Goals =
A: Transcribe the Book Byte passage from "This is Leslie" up to and including "on my mortgage.)".
B: Answer these questions using the Book Byte passage:
(i) Where is Leslie VonHolten from?
(ii) In what year did William Wordsworth write the poem quoted?
(iii) According to the speaker, what does she often spend her dollar paying back?
C: Continue the Book Byte passage from where it stops.

Passage provided =
▼▼▼

Robin exults in the natural world, but his deep love also drives his anxiety.
Jonathanfv, CC BY 3.0 <https://creativecommons.org/licenses/by/3.0>, via Wikimedia Commons
Robin exults in the natural world, but his deep love also drives his anxiety.

This is Leslie VonHolten from the High Plains of Kansas with another HPPR Radio Readers Book Byte.

“The world is too much with us; late and soon,
Getting and spending, we lay waste our powers;—
Little we see in Nature that is ours;
We have given our hearts away, a sordid boon!...”

So begins the lament by the Romantic English poet William Wordsworth, written over 200 years ago, in 1807. We have lost our connection to nature and its cycles, he mourns, and we now spend our days working for a dollar just to spend it the next day. (Or often, in my case, to pay back a promise of a dollar spent on my mortgage.)

▲▲▲

Extracted entries =
▼▼▼

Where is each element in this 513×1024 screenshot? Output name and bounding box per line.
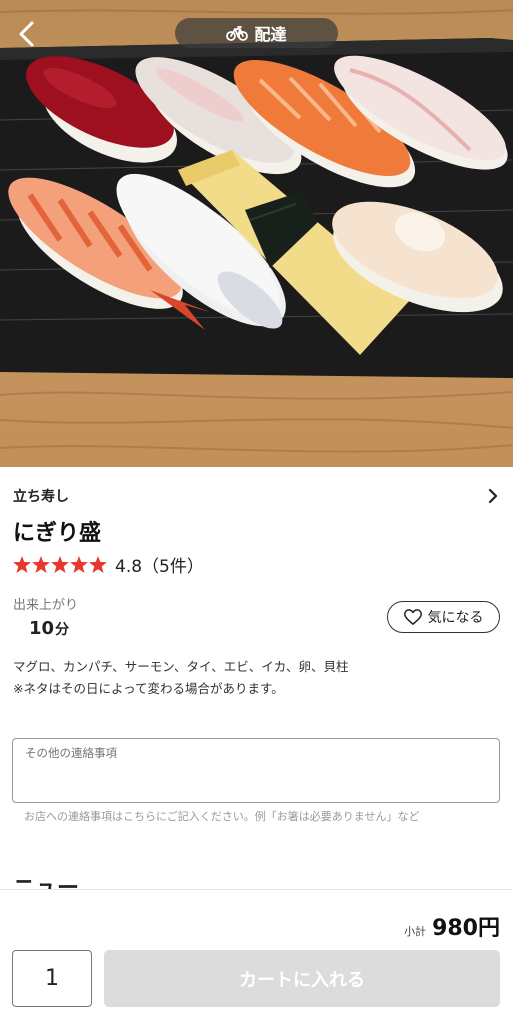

▲▲▲
▼▼▼

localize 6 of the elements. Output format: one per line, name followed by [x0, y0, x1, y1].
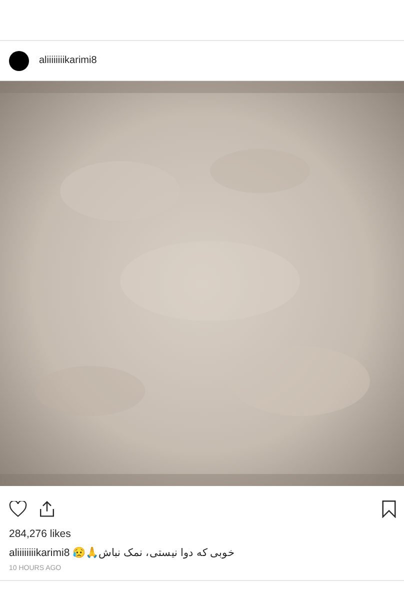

▲▲▲

Answers in order =
A:
This is Leslie VonHolten from the High Plains of Kansas with another HPPR Radio Readers Book Byte.

“The world is too much with us; late and soon,
Getting and spending, we lay waste our powers;—
Little we see in Nature that is ours;
We have given our hearts away, a sordid boon!...”

So begins the lament by the Romantic English poet William Wordsworth, written over 200 years ago, in 1807. We have lost our connection to nature and its cycles, he mourns, and we now spend our days working for a dollar just to spend it the next day. (Or often, in my case, to pay back a promise of a dollar spent on my mortgage.)

B:
(i) The High Plains of Kansas.
(ii) 1807.
(iii) A promise of a dollar spent on her mortgage.

C:
I thought of Wordsworth as I read Bewilderment by Richard Powers. Although Powers and Wordsworth are writers separated by centuries and, to me, emotional impact, in ways they share the same concern: that we have raced forward much too fast into what industrialization, technology, and capitalism has shaped for us. To be healthy people with a healthy relationship with the natural world—what Robin Wall Kimmerer calls kinship—we must resist the larger culture of company work and consumption. But how can we do that and still function within society?

I won’t pick at Wordsworth too much here. His life was so very different than ours on the High Plains. But I use his poem as a way to illustrate that we have had anxieties about our relationship with the natural world for a very long time.

This is a continual question for Theo, the father character in Bewilderment, also. Where is the line between protecting his son Robin’s fierce love of nature, and where should he try to get Robin to relax, to be a kid unconcerned with intractable problems like mass extinction? Not that you can tell a child to calm down or chill out. I’ve tried that. It doesn’t work.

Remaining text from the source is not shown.